**WHAT YOU ARE ASKED TO DO:**
From the records below, extract all the text exactly and leave the images behind.

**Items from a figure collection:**
* * *

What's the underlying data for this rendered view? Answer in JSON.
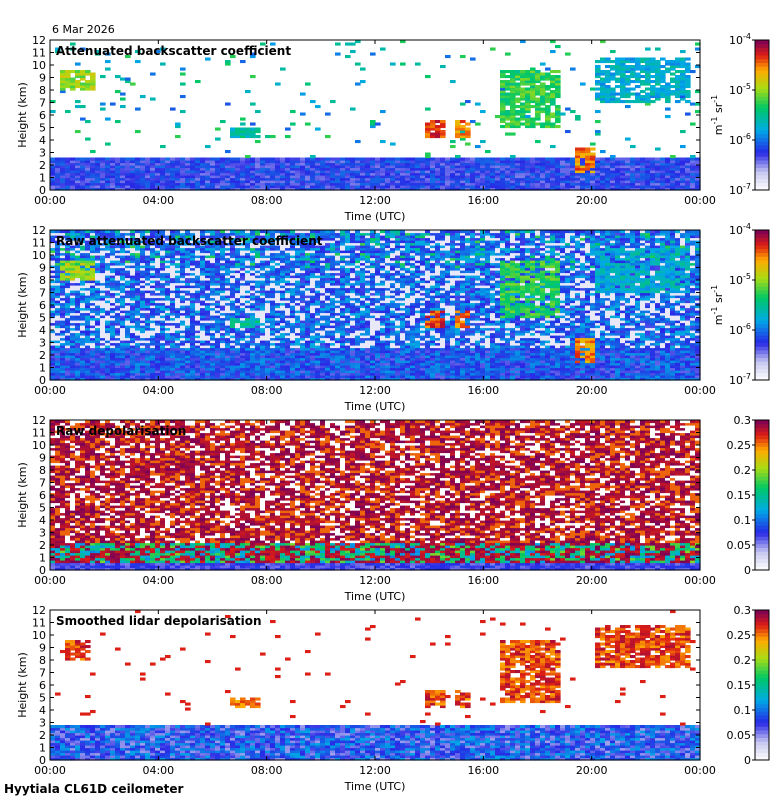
{
  "date": "6 Mar 2026",
  "footer": "Hyytiala CL61D ceilometer",
  "chart_data": [
    {
      "type": "heatmap",
      "title": "Attenuated backscatter coefficient",
      "xlabel": "Time (UTC)",
      "ylabel": "Height (km)",
      "xticks": [
        "00:00",
        "04:00",
        "08:00",
        "12:00",
        "16:00",
        "20:00",
        "00:00"
      ],
      "xlim_hours": [
        0,
        24
      ],
      "ylim": [
        0,
        12
      ],
      "yticks": [
        0,
        1,
        2,
        3,
        4,
        5,
        6,
        7,
        8,
        9,
        10,
        11,
        12
      ],
      "colorbar": {
        "scale": "log",
        "range": [
          1e-07,
          0.0001
        ],
        "tick_bases": [
          "10",
          "10",
          "10",
          "10"
        ],
        "tick_exponents": [
          "-7",
          "-6",
          "-5",
          "-4"
        ],
        "units": [
          "m",
          "-1",
          "sr",
          "-1"
        ]
      },
      "noise": "low",
      "features": [
        {
          "t": [
            0,
            24
          ],
          "h": [
            0,
            2.6
          ],
          "level": 0.15,
          "desc": "boundary layer aerosol"
        },
        {
          "t": [
            0.4,
            1.6
          ],
          "h": [
            8.0,
            9.5
          ],
          "level": 0.75
        },
        {
          "t": [
            6.6,
            7.7
          ],
          "h": [
            4.3,
            5.0
          ],
          "level": 0.55
        },
        {
          "t": [
            13.9,
            14.6
          ],
          "h": [
            4.2,
            5.6
          ],
          "level": 0.95
        },
        {
          "t": [
            15.0,
            15.6
          ],
          "h": [
            4.3,
            5.5
          ],
          "level": 0.9
        },
        {
          "t": [
            16.7,
            18.8
          ],
          "h": [
            5.0,
            9.5
          ],
          "level": 0.65
        },
        {
          "t": [
            19.4,
            20.1
          ],
          "h": [
            1.5,
            3.4
          ],
          "level": 0.9
        },
        {
          "t": [
            20.2,
            23.6
          ],
          "h": [
            7.0,
            10.5
          ],
          "level": 0.5
        }
      ]
    },
    {
      "type": "heatmap",
      "title": "Raw attenuated backscatter coefficient",
      "xlabel": "Time (UTC)",
      "ylabel": "Height (km)",
      "xticks": [
        "00:00",
        "04:00",
        "08:00",
        "12:00",
        "16:00",
        "20:00",
        "00:00"
      ],
      "xlim_hours": [
        0,
        24
      ],
      "ylim": [
        0,
        12
      ],
      "yticks": [
        0,
        1,
        2,
        3,
        4,
        5,
        6,
        7,
        8,
        9,
        10,
        11,
        12
      ],
      "colorbar": {
        "scale": "log",
        "range": [
          1e-07,
          0.0001
        ],
        "tick_bases": [
          "10",
          "10",
          "10",
          "10"
        ],
        "tick_exponents": [
          "-7",
          "-6",
          "-5",
          "-4"
        ],
        "units": [
          "m",
          "-1",
          "sr",
          "-1"
        ]
      },
      "noise": "high",
      "features": [
        {
          "t": [
            0,
            24
          ],
          "h": [
            0,
            2.6
          ],
          "level": 0.15
        },
        {
          "t": [
            0.4,
            1.6
          ],
          "h": [
            8.0,
            9.5
          ],
          "level": 0.75
        },
        {
          "t": [
            6.6,
            7.7
          ],
          "h": [
            4.3,
            5.0
          ],
          "level": 0.55
        },
        {
          "t": [
            13.9,
            14.6
          ],
          "h": [
            4.2,
            5.6
          ],
          "level": 0.95
        },
        {
          "t": [
            15.0,
            15.6
          ],
          "h": [
            4.3,
            5.5
          ],
          "level": 0.9
        },
        {
          "t": [
            16.7,
            18.8
          ],
          "h": [
            5.0,
            9.5
          ],
          "level": 0.65
        },
        {
          "t": [
            19.4,
            20.1
          ],
          "h": [
            1.5,
            3.4
          ],
          "level": 0.9
        },
        {
          "t": [
            20.2,
            23.6
          ],
          "h": [
            7.0,
            10.5
          ],
          "level": 0.5
        }
      ]
    },
    {
      "type": "heatmap",
      "title": "Raw depolarisation",
      "xlabel": "Time (UTC)",
      "ylabel": "Height (km)",
      "xticks": [
        "00:00",
        "04:00",
        "08:00",
        "12:00",
        "16:00",
        "20:00",
        "00:00"
      ],
      "xlim_hours": [
        0,
        24
      ],
      "ylim": [
        0,
        12
      ],
      "yticks": [
        0,
        1,
        2,
        3,
        4,
        5,
        6,
        7,
        8,
        9,
        10,
        11,
        12
      ],
      "colorbar": {
        "scale": "linear",
        "range": [
          0,
          0.3
        ],
        "ticks": [
          "0",
          "0.05",
          "0.1",
          "0.15",
          "0.2",
          "0.25",
          "0.3"
        ]
      },
      "noise": "depol",
      "features": []
    },
    {
      "type": "heatmap",
      "title": "Smoothed lidar depolarisation",
      "xlabel": "Time (UTC)",
      "ylabel": "Height (km)",
      "xticks": [
        "00:00",
        "04:00",
        "08:00",
        "12:00",
        "16:00",
        "20:00",
        "00:00"
      ],
      "xlim_hours": [
        0,
        24
      ],
      "ylim": [
        0,
        12
      ],
      "yticks": [
        0,
        1,
        2,
        3,
        4,
        5,
        6,
        7,
        8,
        9,
        10,
        11,
        12
      ],
      "colorbar": {
        "scale": "linear",
        "range": [
          0,
          0.3
        ],
        "ticks": [
          "0",
          "0.05",
          "0.1",
          "0.15",
          "0.2",
          "0.25",
          "0.3"
        ]
      },
      "noise": "smooth",
      "features": [
        {
          "t": [
            0,
            24
          ],
          "h": [
            0,
            2.8
          ],
          "level": 0.2
        },
        {
          "t": [
            0.5,
            1.5
          ],
          "h": [
            8.0,
            9.5
          ],
          "level": 0.95
        },
        {
          "t": [
            6.6,
            7.7
          ],
          "h": [
            4.3,
            5.0
          ],
          "level": 0.9
        },
        {
          "t": [
            13.9,
            14.6
          ],
          "h": [
            4.2,
            5.6
          ],
          "level": 0.95
        },
        {
          "t": [
            15.0,
            15.6
          ],
          "h": [
            4.3,
            5.5
          ],
          "level": 0.95
        },
        {
          "t": [
            16.7,
            18.8
          ],
          "h": [
            4.6,
            9.5
          ],
          "level": 0.95
        },
        {
          "t": [
            20.2,
            23.6
          ],
          "h": [
            7.5,
            10.8
          ],
          "level": 0.95
        }
      ]
    }
  ]
}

* * *

**ANSWER TO THIS TASK:**
What's the underlying data for this rendered view? Answer in JSON.
{
  "date": "6 Mar 2026",
  "footer": "Hyytiala CL61D ceilometer",
  "chart_data": [
    {
      "type": "heatmap",
      "title": "Attenuated backscatter coefficient",
      "xlabel": "Time (UTC)",
      "ylabel": "Height (km)",
      "xticks": [
        "00:00",
        "04:00",
        "08:00",
        "12:00",
        "16:00",
        "20:00",
        "00:00"
      ],
      "xlim_hours": [
        0,
        24
      ],
      "ylim": [
        0,
        12
      ],
      "yticks": [
        0,
        1,
        2,
        3,
        4,
        5,
        6,
        7,
        8,
        9,
        10,
        11,
        12
      ],
      "colorbar": {
        "scale": "log",
        "range": [
          1e-07,
          0.0001
        ],
        "tick_bases": [
          "10",
          "10",
          "10",
          "10"
        ],
        "tick_exponents": [
          "-7",
          "-6",
          "-5",
          "-4"
        ],
        "units": [
          "m",
          "-1",
          "sr",
          "-1"
        ]
      },
      "noise": "low",
      "features": [
        {
          "t": [
            0,
            24
          ],
          "h": [
            0,
            2.6
          ],
          "level": 0.15,
          "desc": "boundary layer aerosol"
        },
        {
          "t": [
            0.4,
            1.6
          ],
          "h": [
            8.0,
            9.5
          ],
          "level": 0.75
        },
        {
          "t": [
            6.6,
            7.7
          ],
          "h": [
            4.3,
            5.0
          ],
          "level": 0.55
        },
        {
          "t": [
            13.9,
            14.6
          ],
          "h": [
            4.2,
            5.6
          ],
          "level": 0.95
        },
        {
          "t": [
            15.0,
            15.6
          ],
          "h": [
            4.3,
            5.5
          ],
          "level": 0.9
        },
        {
          "t": [
            16.7,
            18.8
          ],
          "h": [
            5.0,
            9.5
          ],
          "level": 0.65
        },
        {
          "t": [
            19.4,
            20.1
          ],
          "h": [
            1.5,
            3.4
          ],
          "level": 0.9
        },
        {
          "t": [
            20.2,
            23.6
          ],
          "h": [
            7.0,
            10.5
          ],
          "level": 0.5
        }
      ]
    },
    {
      "type": "heatmap",
      "title": "Raw attenuated backscatter coefficient",
      "xlabel": "Time (UTC)",
      "ylabel": "Height (km)",
      "xticks": [
        "00:00",
        "04:00",
        "08:00",
        "12:00",
        "16:00",
        "20:00",
        "00:00"
      ],
      "xlim_hours": [
        0,
        24
      ],
      "ylim": [
        0,
        12
      ],
      "yticks": [
        0,
        1,
        2,
        3,
        4,
        5,
        6,
        7,
        8,
        9,
        10,
        11,
        12
      ],
      "colorbar": {
        "scale": "log",
        "range": [
          1e-07,
          0.0001
        ],
        "tick_bases": [
          "10",
          "10",
          "10",
          "10"
        ],
        "tick_exponents": [
          "-7",
          "-6",
          "-5",
          "-4"
        ],
        "units": [
          "m",
          "-1",
          "sr",
          "-1"
        ]
      },
      "noise": "high",
      "features": [
        {
          "t": [
            0,
            24
          ],
          "h": [
            0,
            2.6
          ],
          "level": 0.15
        },
        {
          "t": [
            0.4,
            1.6
          ],
          "h": [
            8.0,
            9.5
          ],
          "level": 0.75
        },
        {
          "t": [
            6.6,
            7.7
          ],
          "h": [
            4.3,
            5.0
          ],
          "level": 0.55
        },
        {
          "t": [
            13.9,
            14.6
          ],
          "h": [
            4.2,
            5.6
          ],
          "level": 0.95
        },
        {
          "t": [
            15.0,
            15.6
          ],
          "h": [
            4.3,
            5.5
          ],
          "level": 0.9
        },
        {
          "t": [
            16.7,
            18.8
          ],
          "h": [
            5.0,
            9.5
          ],
          "level": 0.65
        },
        {
          "t": [
            19.4,
            20.1
          ],
          "h": [
            1.5,
            3.4
          ],
          "level": 0.9
        },
        {
          "t": [
            20.2,
            23.6
          ],
          "h": [
            7.0,
            10.5
          ],
          "level": 0.5
        }
      ]
    },
    {
      "type": "heatmap",
      "title": "Raw depolarisation",
      "xlabel": "Time (UTC)",
      "ylabel": "Height (km)",
      "xticks": [
        "00:00",
        "04:00",
        "08:00",
        "12:00",
        "16:00",
        "20:00",
        "00:00"
      ],
      "xlim_hours": [
        0,
        24
      ],
      "ylim": [
        0,
        12
      ],
      "yticks": [
        0,
        1,
        2,
        3,
        4,
        5,
        6,
        7,
        8,
        9,
        10,
        11,
        12
      ],
      "colorbar": {
        "scale": "linear",
        "range": [
          0,
          0.3
        ],
        "ticks": [
          "0",
          "0.05",
          "0.1",
          "0.15",
          "0.2",
          "0.25",
          "0.3"
        ]
      },
      "noise": "depol",
      "features": []
    },
    {
      "type": "heatmap",
      "title": "Smoothed lidar depolarisation",
      "xlabel": "Time (UTC)",
      "ylabel": "Height (km)",
      "xticks": [
        "00:00",
        "04:00",
        "08:00",
        "12:00",
        "16:00",
        "20:00",
        "00:00"
      ],
      "xlim_hours": [
        0,
        24
      ],
      "ylim": [
        0,
        12
      ],
      "yticks": [
        0,
        1,
        2,
        3,
        4,
        5,
        6,
        7,
        8,
        9,
        10,
        11,
        12
      ],
      "colorbar": {
        "scale": "linear",
        "range": [
          0,
          0.3
        ],
        "ticks": [
          "0",
          "0.05",
          "0.1",
          "0.15",
          "0.2",
          "0.25",
          "0.3"
        ]
      },
      "noise": "smooth",
      "features": [
        {
          "t": [
            0,
            24
          ],
          "h": [
            0,
            2.8
          ],
          "level": 0.2
        },
        {
          "t": [
            0.5,
            1.5
          ],
          "h": [
            8.0,
            9.5
          ],
          "level": 0.95
        },
        {
          "t": [
            6.6,
            7.7
          ],
          "h": [
            4.3,
            5.0
          ],
          "level": 0.9
        },
        {
          "t": [
            13.9,
            14.6
          ],
          "h": [
            4.2,
            5.6
          ],
          "level": 0.95
        },
        {
          "t": [
            15.0,
            15.6
          ],
          "h": [
            4.3,
            5.5
          ],
          "level": 0.95
        },
        {
          "t": [
            16.7,
            18.8
          ],
          "h": [
            4.6,
            9.5
          ],
          "level": 0.95
        },
        {
          "t": [
            20.2,
            23.6
          ],
          "h": [
            7.5,
            10.8
          ],
          "level": 0.95
        }
      ]
    }
  ]
}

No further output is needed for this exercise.